_Task requirements_
Would you set down every entry shown below, precisely as written?
===== Records provided =====
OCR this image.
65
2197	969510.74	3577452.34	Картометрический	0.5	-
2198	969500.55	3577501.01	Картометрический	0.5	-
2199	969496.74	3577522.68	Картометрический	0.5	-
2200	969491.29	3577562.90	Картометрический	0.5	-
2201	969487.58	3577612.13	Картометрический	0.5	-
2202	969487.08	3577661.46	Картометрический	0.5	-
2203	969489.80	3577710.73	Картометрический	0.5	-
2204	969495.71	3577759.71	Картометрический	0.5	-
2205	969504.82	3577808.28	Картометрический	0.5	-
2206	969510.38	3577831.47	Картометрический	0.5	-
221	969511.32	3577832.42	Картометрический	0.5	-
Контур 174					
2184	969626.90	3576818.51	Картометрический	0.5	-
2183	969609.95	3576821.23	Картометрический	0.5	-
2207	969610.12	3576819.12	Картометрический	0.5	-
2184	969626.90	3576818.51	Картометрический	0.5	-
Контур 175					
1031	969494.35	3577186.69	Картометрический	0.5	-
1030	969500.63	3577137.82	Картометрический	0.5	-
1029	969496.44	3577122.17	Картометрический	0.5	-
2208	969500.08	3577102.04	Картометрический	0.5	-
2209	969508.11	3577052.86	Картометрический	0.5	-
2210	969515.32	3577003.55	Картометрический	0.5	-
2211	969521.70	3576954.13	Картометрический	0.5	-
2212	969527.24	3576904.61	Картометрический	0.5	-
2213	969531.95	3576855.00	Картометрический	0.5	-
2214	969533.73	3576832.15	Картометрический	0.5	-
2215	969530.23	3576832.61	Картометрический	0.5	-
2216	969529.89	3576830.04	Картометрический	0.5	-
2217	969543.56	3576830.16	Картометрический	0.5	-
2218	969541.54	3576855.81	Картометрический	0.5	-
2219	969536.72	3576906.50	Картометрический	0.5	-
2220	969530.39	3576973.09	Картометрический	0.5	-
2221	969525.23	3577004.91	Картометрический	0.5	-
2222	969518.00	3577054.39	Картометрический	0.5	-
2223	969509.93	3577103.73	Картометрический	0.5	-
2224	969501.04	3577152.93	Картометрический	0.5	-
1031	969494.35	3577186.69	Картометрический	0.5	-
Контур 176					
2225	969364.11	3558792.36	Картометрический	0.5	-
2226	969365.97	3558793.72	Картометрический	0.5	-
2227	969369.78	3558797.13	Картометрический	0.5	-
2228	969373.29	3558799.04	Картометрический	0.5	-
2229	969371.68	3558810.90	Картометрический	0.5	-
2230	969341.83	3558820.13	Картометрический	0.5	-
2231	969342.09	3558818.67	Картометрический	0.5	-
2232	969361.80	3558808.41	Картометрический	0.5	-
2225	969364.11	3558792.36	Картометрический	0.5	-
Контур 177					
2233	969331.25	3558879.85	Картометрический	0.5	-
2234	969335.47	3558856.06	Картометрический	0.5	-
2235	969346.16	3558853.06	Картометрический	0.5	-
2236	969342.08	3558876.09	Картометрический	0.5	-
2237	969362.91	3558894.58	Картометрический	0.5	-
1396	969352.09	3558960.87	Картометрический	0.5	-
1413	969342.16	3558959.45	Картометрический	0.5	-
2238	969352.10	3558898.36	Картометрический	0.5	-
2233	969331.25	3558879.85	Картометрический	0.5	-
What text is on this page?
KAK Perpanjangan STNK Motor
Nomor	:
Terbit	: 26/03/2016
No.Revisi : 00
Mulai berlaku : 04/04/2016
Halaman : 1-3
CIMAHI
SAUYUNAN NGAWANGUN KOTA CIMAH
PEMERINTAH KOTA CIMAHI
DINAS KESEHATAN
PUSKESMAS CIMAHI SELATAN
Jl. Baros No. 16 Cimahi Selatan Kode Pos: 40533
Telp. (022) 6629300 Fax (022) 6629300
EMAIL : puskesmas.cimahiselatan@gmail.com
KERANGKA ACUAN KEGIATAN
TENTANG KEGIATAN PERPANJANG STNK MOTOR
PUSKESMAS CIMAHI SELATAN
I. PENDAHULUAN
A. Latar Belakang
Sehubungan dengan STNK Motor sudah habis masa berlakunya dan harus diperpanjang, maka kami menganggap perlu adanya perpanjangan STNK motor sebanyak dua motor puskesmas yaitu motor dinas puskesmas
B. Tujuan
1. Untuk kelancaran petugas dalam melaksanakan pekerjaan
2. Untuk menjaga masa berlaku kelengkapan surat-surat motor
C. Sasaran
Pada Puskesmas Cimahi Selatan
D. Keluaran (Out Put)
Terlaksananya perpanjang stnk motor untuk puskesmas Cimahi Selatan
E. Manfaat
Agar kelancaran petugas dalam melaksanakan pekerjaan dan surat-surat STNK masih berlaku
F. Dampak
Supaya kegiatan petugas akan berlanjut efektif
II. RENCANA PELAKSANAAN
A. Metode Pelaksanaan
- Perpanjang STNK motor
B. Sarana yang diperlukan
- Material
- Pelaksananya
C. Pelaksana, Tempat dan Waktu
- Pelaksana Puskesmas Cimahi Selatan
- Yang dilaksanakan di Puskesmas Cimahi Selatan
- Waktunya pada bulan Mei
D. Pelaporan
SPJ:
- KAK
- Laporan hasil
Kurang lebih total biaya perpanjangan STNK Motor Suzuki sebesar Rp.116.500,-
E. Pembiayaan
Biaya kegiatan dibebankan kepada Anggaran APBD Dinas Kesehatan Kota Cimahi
=====
_Task answer_
OCR this image.
65
2197	969510.74	3577452.34	Картометрический	0.5	-
2198	969500.55	3577501.01	Картометрический	0.5	-
2199	969496.74	3577522.68	Картометрический	0.5	-
2200	969491.29	3577562.90	Картометрический	0.5	-
2201	969487.58	3577612.13	Картометрический	0.5	-
2202	969487.08	3577661.46	Картометрический	0.5	-
2203	969489.80	3577710.73	Картометрический	0.5	-
2204	969495.71	3577759.71	Картометрический	0.5	-
2205	969504.82	3577808.28	Картометрический	0.5	-
2206	969510.38	3577831.47	Картометрический	0.5	-
221	969511.32	3577832.42	Картометрический	0.5	-
Контур 174					
2184	969626.90	3576818.51	Картометрический	0.5	-
2183	969609.95	3576821.23	Картометрический	0.5	-
2207	969610.12	3576819.12	Картометрический	0.5	-
2184	969626.90	3576818.51	Картометрический	0.5	-
Контур 175					
1031	969494.35	3577186.69	Картометрический	0.5	-
1030	969500.63	3577137.82	Картометрический	0.5	-
1029	969496.44	3577122.17	Картометрический	0.5	-
2208	969500.08	3577102.04	Картометрический	0.5	-
2209	969508.11	3577052.86	Картометрический	0.5	-
2210	969515.32	3577003.55	Картометрический	0.5	-
2211	969521.70	3576954.13	Картометрический	0.5	-
2212	969527.24	3576904.61	Картометрический	0.5	-
2213	969531.95	3576855.00	Картометрический	0.5	-
2214	969533.73	3576832.15	Картометрический	0.5	-
2215	969530.23	3576832.61	Картометрический	0.5	-
2216	969529.89	3576830.04	Картометрический	0.5	-
2217	969543.56	3576830.16	Картометрический	0.5	-
2218	969541.54	3576855.81	Картометрический	0.5	-
2219	969536.72	3576906.50	Картометрический	0.5	-
2220	969530.39	3576973.09	Картометрический	0.5	-
2221	969525.23	3577004.91	Картометрический	0.5	-
2222	969518.00	3577054.39	Картометрический	0.5	-
2223	969509.93	3577103.73	Картометрический	0.5	-
2224	969501.04	3577152.93	Картометрический	0.5	-
1031	969494.35	3577186.69	Картометрический	0.5	-
Контур 176					
2225	969364.11	3558792.36	Картометрический	0.5	-
2226	969365.97	3558793.72	Картометрический	0.5	-
2227	969369.78	3558797.13	Картометрический	0.5	-
2228	969373.29	3558799.04	Картометрический	0.5	-
2229	969371.68	3558810.90	Картометрический	0.5	-
2230	969341.83	3558820.13	Картометрический	0.5	-
2231	969342.09	3558818.67	Картометрический	0.5	-
2232	969361.80	3558808.41	Картометрический	0.5	-
2225	969364.11	3558792.36	Картометрический	0.5	-
Контур 177					
2233	969331.25	3558879.85	Картометрический	0.5	-
2234	969335.47	3558856.06	Картометрический	0.5	-
2235	969346.16	3558853.06	Картометрический	0.5	-
2236	969342.08	3558876.09	Картометрический	0.5	-
2237	969362.91	3558894.58	Картометрический	0.5	-
1396	969352.09	3558960.87	Картометрический	0.5	-
1413	969342.16	3558959.45	Картометрический	0.5	-
2238	969352.10	3558898.36	Картометрический	0.5	-
2233	969331.25	3558879.85	Картометрический	0.5	-
What text is on this page?
KAK Perpanjangan STNK Motor
Nomor	:
Terbit	: 26/03/2016
No.Revisi : 00
Mulai berlaku : 04/04/2016
Halaman : 1-3
CIMAHI
SAUYUNAN NGAWANGUN KOTA CIMAH
PEMERINTAH KOTA CIMAHI
DINAS KESEHATAN
PUSKESMAS CIMAHI SELATAN
Jl. Baros No. 16 Cimahi Selatan Kode Pos: 40533
Telp. (022) 6629300 Fax (022) 6629300
EMAIL : puskesmas.cimahiselatan@gmail.com
KERANGKA ACUAN KEGIATAN
TENTANG KEGIATAN PERPANJANG STNK MOTOR
PUSKESMAS CIMAHI SELATAN
I. PENDAHULUAN
A. Latar Belakang
Sehubungan dengan STNK Motor sudah habis masa berlakunya dan harus diperpanjang, maka kami menganggap perlu adanya perpanjangan STNK motor sebanyak dua motor puskesmas yaitu motor dinas puskesmas
B. Tujuan
1. Untuk kelancaran petugas dalam melaksanakan pekerjaan
2. Untuk menjaga masa berlaku kelengkapan surat-surat motor
C. Sasaran
Pada Puskesmas Cimahi Selatan
D. Keluaran (Out Put)
Terlaksananya perpanjang stnk motor untuk puskesmas Cimahi Selatan
E. Manfaat
Agar kelancaran petugas dalam melaksanakan pekerjaan dan surat-surat STNK masih berlaku
F. Dampak
Supaya kegiatan petugas akan berlanjut efektif
II. RENCANA PELAKSANAAN
A. Metode Pelaksanaan
- Perpanjang STNK motor
B. Sarana yang diperlukan
- Material
- Pelaksananya
C. Pelaksana, Tempat dan Waktu
- Pelaksana Puskesmas Cimahi Selatan
- Yang dilaksanakan di Puskesmas Cimahi Selatan
- Waktunya pada bulan Mei
D. Pelaporan
SPJ:
- KAK
- Laporan hasil
Kurang lebih total biaya perpanjangan STNK Motor Suzuki sebesar Rp.116.500,-
E. Pembiayaan
Biaya kegiatan dibebankan kepada Anggaran APBD Dinas Kesehatan Kota Cimahi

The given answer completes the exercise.